REQUIREMENTS. Write out all entries word for word.

-- DATASET RECORDS start --

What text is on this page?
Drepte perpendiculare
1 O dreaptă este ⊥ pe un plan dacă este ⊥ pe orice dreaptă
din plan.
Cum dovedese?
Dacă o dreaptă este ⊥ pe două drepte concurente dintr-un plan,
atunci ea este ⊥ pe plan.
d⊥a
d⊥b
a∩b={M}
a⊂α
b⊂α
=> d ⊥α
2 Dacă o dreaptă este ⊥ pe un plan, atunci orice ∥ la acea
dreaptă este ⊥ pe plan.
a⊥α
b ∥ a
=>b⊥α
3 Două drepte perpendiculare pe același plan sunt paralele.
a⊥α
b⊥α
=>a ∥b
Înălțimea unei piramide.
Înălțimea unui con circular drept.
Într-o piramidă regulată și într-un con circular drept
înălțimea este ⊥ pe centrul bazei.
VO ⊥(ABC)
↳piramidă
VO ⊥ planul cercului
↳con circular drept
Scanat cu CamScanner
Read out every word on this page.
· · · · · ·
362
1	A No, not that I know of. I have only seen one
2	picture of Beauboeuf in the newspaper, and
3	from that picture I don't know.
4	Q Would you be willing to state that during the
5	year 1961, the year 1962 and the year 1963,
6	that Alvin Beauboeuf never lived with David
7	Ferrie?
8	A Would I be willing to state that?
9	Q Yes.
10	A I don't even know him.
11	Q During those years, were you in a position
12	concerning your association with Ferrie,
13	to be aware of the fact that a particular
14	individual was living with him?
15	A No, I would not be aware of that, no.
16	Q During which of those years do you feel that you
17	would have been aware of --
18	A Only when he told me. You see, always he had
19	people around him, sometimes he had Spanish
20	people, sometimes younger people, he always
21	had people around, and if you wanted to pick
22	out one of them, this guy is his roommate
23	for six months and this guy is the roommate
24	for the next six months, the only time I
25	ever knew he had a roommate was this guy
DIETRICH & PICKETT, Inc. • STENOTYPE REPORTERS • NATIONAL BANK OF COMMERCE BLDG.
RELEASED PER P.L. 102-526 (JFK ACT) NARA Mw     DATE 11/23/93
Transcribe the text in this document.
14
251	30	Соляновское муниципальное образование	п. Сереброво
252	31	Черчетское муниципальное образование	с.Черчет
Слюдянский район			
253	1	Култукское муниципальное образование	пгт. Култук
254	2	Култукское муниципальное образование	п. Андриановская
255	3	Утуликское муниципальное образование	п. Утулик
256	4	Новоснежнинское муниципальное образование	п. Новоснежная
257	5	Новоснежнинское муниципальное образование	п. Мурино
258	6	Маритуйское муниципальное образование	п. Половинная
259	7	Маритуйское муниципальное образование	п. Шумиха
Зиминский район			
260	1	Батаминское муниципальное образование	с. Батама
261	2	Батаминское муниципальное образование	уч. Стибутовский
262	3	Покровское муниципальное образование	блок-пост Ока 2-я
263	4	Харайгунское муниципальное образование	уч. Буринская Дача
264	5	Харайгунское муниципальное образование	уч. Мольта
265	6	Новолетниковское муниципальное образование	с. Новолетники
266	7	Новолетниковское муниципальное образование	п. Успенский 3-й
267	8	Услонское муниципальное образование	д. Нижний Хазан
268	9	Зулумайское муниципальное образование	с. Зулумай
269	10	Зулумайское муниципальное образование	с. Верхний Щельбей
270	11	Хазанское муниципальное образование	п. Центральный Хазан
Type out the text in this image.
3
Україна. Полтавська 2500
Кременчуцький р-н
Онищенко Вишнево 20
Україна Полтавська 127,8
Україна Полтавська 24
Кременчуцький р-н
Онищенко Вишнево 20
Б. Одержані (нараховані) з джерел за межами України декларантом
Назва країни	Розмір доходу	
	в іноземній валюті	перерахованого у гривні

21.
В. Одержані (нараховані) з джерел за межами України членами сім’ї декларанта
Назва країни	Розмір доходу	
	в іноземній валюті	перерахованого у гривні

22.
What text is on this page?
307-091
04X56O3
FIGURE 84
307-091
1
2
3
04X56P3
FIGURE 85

-- DATASET RECORDS end --

ANSWER BELOW.
What text is on this page?
Drepte perpendiculare
1 O dreaptă este ⊥ pe un plan dacă este ⊥ pe orice dreaptă
din plan.
Cum dovedese?
Dacă o dreaptă este ⊥ pe două drepte concurente dintr-un plan,
atunci ea este ⊥ pe plan.
d⊥a
d⊥b
a∩b={M}
a⊂α
b⊂α
=> d ⊥α
2 Dacă o dreaptă este ⊥ pe un plan, atunci orice ∥ la acea
dreaptă este ⊥ pe plan.
a⊥α
b ∥ a
=>b⊥α
3 Două drepte perpendiculare pe același plan sunt paralele.
a⊥α
b⊥α
=>a ∥b
Înălțimea unei piramide.
Înălțimea unui con circular drept.
Într-o piramidă regulată și într-un con circular drept
înălțimea este ⊥ pe centrul bazei.
VO ⊥(ABC)
↳piramidă
VO ⊥ planul cercului
↳con circular drept
Scanat cu CamScanner
Read out every word on this page.
· · · · · ·
362
1	A No, not that I know of. I have only seen one
2	picture of Beauboeuf in the newspaper, and
3	from that picture I don't know.
4	Q Would you be willing to state that during the
5	year 1961, the year 1962 and the year 1963,
6	that Alvin Beauboeuf never lived with David
7	Ferrie?
8	A Would I be willing to state that?
9	Q Yes.
10	A I don't even know him.
11	Q During those years, were you in a position
12	concerning your association with Ferrie,
13	to be aware of the fact that a particular
14	individual was living with him?
15	A No, I would not be aware of that, no.
16	Q During which of those years do you feel that you
17	would have been aware of --
18	A Only when he told me. You see, always he had
19	people around him, sometimes he had Spanish
20	people, sometimes younger people, he always
21	had people around, and if you wanted to pick
22	out one of them, this guy is his roommate
23	for six months and this guy is the roommate
24	for the next six months, the only time I
25	ever knew he had a roommate was this guy
DIETRICH & PICKETT, Inc. • STENOTYPE REPORTERS • NATIONAL BANK OF COMMERCE BLDG.
RELEASED PER P.L. 102-526 (JFK ACT) NARA Mw     DATE 11/23/93
Transcribe the text in this document.
14
251	30	Соляновское муниципальное образование	п. Сереброво
252	31	Черчетское муниципальное образование	с.Черчет
Слюдянский район			
253	1	Култукское муниципальное образование	пгт. Култук
254	2	Култукское муниципальное образование	п. Андриановская
255	3	Утуликское муниципальное образование	п. Утулик
256	4	Новоснежнинское муниципальное образование	п. Новоснежная
257	5	Новоснежнинское муниципальное образование	п. Мурино
258	6	Маритуйское муниципальное образование	п. Половинная
259	7	Маритуйское муниципальное образование	п. Шумиха
Зиминский район			
260	1	Батаминское муниципальное образование	с. Батама
261	2	Батаминское муниципальное образование	уч. Стибутовский
262	3	Покровское муниципальное образование	блок-пост Ока 2-я
263	4	Харайгунское муниципальное образование	уч. Буринская Дача
264	5	Харайгунское муниципальное образование	уч. Мольта
265	6	Новолетниковское муниципальное образование	с. Новолетники
266	7	Новолетниковское муниципальное образование	п. Успенский 3-й
267	8	Услонское муниципальное образование	д. Нижний Хазан
268	9	Зулумайское муниципальное образование	с. Зулумай
269	10	Зулумайское муниципальное образование	с. Верхний Щельбей
270	11	Хазанское муниципальное образование	п. Центральный Хазан
Type out the text in this image.
3
Україна. Полтавська 2500
Кременчуцький р-н
Онищенко Вишнево 20
Україна Полтавська 127,8
Україна Полтавська 24
Кременчуцький р-н
Онищенко Вишнево 20
Б. Одержані (нараховані) з джерел за межами України декларантом
Назва країни	Розмір доходу	
	в іноземній валюті	перерахованого у гривні

21.
В. Одержані (нараховані) з джерел за межами України членами сім’ї декларанта
Назва країни	Розмір доходу	
	в іноземній валюті	перерахованого у гривні

22.
What text is on this page?
307-091
04X56O3
FIGURE 84
307-091
1
2
3
04X56P3
FIGURE 85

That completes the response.